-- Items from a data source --
*-*-*

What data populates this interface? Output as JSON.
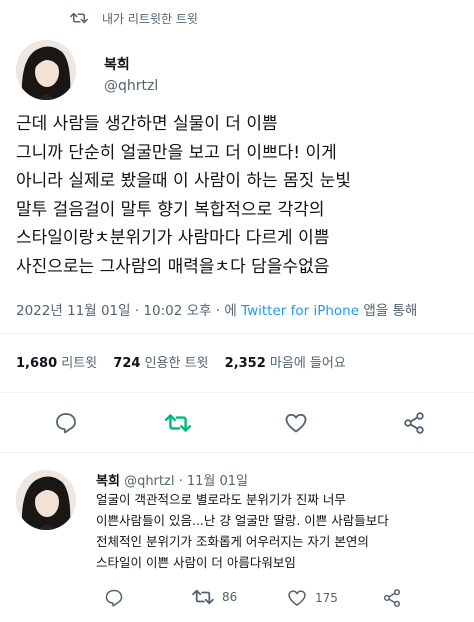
{
  "retweet_header": {
    "text": "내가 리트윗한 트윗"
  },
  "main_tweet": {
    "name": "복희",
    "handle": "@qhrtzl",
    "body_lines": [
      "근데 사람들 생간하면 실물이 더 이쁨",
      "그니까 단순히 얼굴만을 보고 더 이쁘다! 이게",
      "아니라 실제로 봤을때 이 사람이 하는 몸짓 눈빛",
      "말투 걸음걸이 말투 향기 복합적으로 각각의",
      "스타일이랑ㅊ분위기가 사람마다 다르게 이쁨",
      "사진으로는 그사람의 매력을ㅊ다 담을수없음"
    ],
    "date": "2022년 11월 01일 · 10:02 오후 · 에 ",
    "source": "Twitter for iPhone",
    "source_suffix": " 앱을 통해"
  },
  "stats": {
    "retweets": "1,680",
    "retweets_label": "리트윗",
    "quotes": "724",
    "quotes_label": "인용한 트윗",
    "likes": "2,352",
    "likes_label": "마음에 들어요"
  },
  "actions": {
    "reply_icon": "reply-icon",
    "retweet_icon": "retweet-icon",
    "like_icon": "heart-icon",
    "share_icon": "share-icon"
  },
  "reply_tweet": {
    "name": "복희",
    "handle": "@qhrtzl",
    "separator": "·",
    "date": "11월 01일",
    "body_lines": [
      "얼굴이 객관적으로 별로라도 분위기가 진짜 너무",
      "이쁜사람들이 있음...난 걍 얼굴만 딸랑. 이쁜 사람들보다",
      "전체적인 분위기가 조화롭게 어우러지는 자기 본연의",
      "스타일이 이쁜 사람이 더 아름다워보임"
    ],
    "retweet_count": "86",
    "like_count": "175"
  },
  "colors": {
    "accent": "#1d9bf0",
    "retweet_green": "#00ba7c",
    "secondary": "#536471"
  }
}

*-*-*

-- AIM OF THE TASK --
Filter the entries above down to the lines containing the word "icon".

-- THE RESULT --
    "reply_icon": "reply-icon",
    "retweet_icon": "retweet-icon",
    "like_icon": "heart-icon",
    "share_icon": "share-icon"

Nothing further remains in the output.